_PASSAGE SHOWN:_
***

Monday, July 6, 2015

Food for Thought (2015)

From the July 2015 Socialist Party of Canada Newsletter

- In mid-town Toronto a building is being demolished so they can build condominium apartments there. That's nothing new but what is unusual is that some people are upset that this is the only building in the world built during the brief reign of King Edward VIII that bears his logo. To satisfy these outraged citizens, the developers have agreed to preserve the facade. We have global warming, war, terrorism, poverty and hunger, Ebola, and so on, and these people get upset at the supposed disrespect to the memory of a playboy/parasite, a guy who was not up to the herculean task of shaking hands and making boring speeches prepared by someone else, and used his girl friend as an excuse to get out of those onerous tasks. For a system built on 'value', Capitalism sure distorts people's values.

- An analysis by Andrew Powell-Morse of ticket market place Seatsmart showed that lyrics of pop songs have fallen to the intelligence of eight year-olds. This was his finding after analyzing 225 songs that had spent three weeks at number one on the Billboard charts for pop, country, rock, R & B, and hiphop for any given year in the last ten. In the final reckoning, it's a degenerate culture reflecting a degenerate economic system where anything goes as long as it makes money.

- The New York Times of June 21 included an article by a Brazilian commenting on his country's economics in the last few years. He, Like many others were optimistic in 2003 when Lula de Silva and his Workers' Party came to power with the expectation that the old inequality and oppression of previous administrations would blossom into an equal and just society. Now the old disappointment has returned as corruption scandals, an economic recession, and opportunistic alliances with former rivals have returned the working class to virtually where it started. The Brazilians should have known better – as long as you have capitalism, you will have inequality, insecurity, and, of course, the class system.

- Pope Francis has used his position to speak out for the poor and to put an emphasis on serving the poor. He has invited Latin American priests who founded a movement for social change (once scorned by the church authorities as Marxist, can you believe!). Murdered arch bishop Oscar Romero, shot to death in 1980 has bee beatified (?) and is one step away from sainthood. Pope Francis wants to create a 'poor church for the poor' to get closer to the masses. All this, of course, will do nothing to alleviate poverty and cynic might say the church is looking for more people they can frighten into believing.

***

(Stored dataset items)

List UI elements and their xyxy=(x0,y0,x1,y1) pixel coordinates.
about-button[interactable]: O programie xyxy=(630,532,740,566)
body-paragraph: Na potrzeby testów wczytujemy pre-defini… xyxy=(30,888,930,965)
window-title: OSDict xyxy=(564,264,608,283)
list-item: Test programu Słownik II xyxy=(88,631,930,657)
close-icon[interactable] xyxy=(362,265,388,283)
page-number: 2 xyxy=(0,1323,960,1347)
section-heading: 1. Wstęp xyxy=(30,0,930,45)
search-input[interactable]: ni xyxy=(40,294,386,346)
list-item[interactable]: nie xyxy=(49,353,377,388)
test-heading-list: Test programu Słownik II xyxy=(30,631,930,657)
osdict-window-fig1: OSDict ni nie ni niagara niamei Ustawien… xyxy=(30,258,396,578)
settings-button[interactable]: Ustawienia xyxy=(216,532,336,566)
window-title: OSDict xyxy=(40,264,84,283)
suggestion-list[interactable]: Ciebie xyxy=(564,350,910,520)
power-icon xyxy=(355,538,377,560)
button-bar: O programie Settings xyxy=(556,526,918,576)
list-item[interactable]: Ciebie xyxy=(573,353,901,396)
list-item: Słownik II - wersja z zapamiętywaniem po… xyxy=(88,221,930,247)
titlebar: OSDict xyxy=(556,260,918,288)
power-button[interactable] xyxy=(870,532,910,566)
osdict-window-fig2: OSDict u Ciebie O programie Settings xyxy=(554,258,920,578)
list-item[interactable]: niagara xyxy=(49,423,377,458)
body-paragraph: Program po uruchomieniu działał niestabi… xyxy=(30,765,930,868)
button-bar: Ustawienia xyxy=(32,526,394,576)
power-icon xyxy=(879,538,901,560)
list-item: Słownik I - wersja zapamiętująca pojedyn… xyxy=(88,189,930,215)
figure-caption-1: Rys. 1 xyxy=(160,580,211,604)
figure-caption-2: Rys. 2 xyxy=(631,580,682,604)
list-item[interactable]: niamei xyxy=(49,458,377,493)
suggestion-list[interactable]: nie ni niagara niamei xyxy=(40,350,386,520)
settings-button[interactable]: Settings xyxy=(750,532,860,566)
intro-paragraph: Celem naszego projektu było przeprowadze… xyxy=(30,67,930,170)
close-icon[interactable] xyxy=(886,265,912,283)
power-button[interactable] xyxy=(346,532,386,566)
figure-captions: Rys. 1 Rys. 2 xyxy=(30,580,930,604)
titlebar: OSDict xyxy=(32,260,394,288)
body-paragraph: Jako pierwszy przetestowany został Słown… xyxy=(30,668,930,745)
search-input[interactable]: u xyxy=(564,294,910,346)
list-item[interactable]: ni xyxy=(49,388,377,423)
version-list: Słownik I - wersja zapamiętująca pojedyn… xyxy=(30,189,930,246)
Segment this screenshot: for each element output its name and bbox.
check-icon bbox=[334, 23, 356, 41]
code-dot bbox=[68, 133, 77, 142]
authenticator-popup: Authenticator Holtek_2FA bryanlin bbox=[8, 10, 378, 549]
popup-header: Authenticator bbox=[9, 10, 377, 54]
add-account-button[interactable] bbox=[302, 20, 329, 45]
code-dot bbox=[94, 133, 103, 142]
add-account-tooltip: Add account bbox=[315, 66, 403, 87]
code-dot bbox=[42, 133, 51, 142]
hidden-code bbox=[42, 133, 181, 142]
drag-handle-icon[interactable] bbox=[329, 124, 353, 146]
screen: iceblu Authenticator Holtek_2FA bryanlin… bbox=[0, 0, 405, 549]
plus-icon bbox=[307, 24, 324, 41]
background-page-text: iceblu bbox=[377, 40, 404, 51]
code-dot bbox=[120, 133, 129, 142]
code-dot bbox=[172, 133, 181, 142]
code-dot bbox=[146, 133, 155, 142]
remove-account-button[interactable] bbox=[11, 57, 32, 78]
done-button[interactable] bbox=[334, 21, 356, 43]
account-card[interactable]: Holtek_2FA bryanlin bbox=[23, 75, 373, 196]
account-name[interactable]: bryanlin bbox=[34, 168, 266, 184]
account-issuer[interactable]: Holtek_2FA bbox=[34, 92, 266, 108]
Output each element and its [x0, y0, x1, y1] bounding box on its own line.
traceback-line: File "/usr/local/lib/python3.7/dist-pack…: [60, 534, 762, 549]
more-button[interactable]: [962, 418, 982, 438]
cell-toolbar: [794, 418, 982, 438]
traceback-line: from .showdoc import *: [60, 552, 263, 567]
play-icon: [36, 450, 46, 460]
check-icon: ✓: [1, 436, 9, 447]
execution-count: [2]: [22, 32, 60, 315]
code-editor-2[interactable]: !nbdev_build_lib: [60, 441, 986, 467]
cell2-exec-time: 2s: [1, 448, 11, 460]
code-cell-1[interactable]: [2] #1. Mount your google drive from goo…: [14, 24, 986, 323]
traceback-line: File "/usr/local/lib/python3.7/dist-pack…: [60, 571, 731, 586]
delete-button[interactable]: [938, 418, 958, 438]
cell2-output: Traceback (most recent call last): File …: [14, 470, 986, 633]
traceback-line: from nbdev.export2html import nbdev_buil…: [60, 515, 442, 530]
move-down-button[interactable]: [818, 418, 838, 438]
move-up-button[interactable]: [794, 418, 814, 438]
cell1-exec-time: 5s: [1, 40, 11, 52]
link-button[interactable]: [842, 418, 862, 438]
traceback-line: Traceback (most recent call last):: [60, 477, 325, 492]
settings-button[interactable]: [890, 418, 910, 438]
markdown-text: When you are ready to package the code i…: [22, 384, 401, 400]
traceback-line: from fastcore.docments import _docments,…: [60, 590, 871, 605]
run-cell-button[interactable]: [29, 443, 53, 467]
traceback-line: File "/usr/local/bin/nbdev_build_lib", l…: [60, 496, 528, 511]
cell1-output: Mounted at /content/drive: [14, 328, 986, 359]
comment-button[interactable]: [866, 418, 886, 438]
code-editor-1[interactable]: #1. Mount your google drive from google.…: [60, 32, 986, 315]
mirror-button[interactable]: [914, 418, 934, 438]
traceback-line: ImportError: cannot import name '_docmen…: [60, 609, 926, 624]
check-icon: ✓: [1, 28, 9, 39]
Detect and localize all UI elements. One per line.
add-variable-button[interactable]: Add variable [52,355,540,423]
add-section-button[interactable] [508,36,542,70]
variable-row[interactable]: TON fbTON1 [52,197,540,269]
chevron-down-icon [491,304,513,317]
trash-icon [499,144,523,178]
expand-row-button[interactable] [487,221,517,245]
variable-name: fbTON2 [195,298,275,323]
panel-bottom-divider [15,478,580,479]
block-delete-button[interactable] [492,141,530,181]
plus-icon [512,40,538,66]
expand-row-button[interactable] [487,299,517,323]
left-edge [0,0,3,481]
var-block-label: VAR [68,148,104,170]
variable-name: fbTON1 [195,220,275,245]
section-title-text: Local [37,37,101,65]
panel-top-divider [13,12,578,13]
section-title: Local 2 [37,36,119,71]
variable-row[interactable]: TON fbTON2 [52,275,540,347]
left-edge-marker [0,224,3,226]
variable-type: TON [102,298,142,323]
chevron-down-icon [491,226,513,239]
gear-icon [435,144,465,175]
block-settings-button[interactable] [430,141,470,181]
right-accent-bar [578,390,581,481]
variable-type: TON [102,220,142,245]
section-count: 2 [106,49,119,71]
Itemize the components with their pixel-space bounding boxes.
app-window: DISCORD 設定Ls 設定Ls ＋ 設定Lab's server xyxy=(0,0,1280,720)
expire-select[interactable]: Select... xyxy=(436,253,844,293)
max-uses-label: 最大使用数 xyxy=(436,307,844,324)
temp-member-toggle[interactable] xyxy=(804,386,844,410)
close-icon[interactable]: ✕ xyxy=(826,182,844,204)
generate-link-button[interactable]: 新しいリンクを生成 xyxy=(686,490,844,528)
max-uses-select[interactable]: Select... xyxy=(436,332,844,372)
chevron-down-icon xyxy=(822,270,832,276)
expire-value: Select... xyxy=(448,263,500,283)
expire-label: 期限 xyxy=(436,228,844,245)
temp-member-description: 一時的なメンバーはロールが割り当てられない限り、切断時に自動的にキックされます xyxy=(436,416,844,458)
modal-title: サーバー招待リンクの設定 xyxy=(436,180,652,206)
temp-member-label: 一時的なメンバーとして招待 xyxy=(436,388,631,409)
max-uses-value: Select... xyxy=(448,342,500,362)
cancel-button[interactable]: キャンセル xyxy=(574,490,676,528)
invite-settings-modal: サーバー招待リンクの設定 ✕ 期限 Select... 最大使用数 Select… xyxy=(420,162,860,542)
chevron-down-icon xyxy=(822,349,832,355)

***

_WORK TO COMPLETE:_
A. Render this sentence from the Food for Thought piece into Spanish: "Pope Francis has used his position to speak out for the poor and to put an emphasis on serving the poor."
B. Duplicate the Food for Thought piece word for word, starting at "Food for Thought" and ending at "distorts people's values.".

_THE SOLUTIONS:_
A. El papa Francisco ha usado su posición para hablar en favor de los pobres y para poner énfasis en servir a los pobres.

B.
Food for Thought (2015)

From the July 2015 Socialist Party of Canada Newsletter

- In mid-town Toronto a building is being demolished so they can build condominium apartments there. That's nothing new but what is unusual is that some people are upset that this is the only building in the world built during the brief reign of King Edward VIII that bears his logo. To satisfy these outraged citizens, the developers have agreed to preserve the facade. We have global warming, war, terrorism, poverty and hunger, Ebola, and so on, and these people get upset at the supposed disrespect to the memory of a playboy/parasite, a guy who was not up to the herculean task of shaking hands and making boring speeches prepared by someone else, and used his girl friend as an excuse to get out of those onerous tasks. For a system built on 'value', Capitalism sure distorts people's values.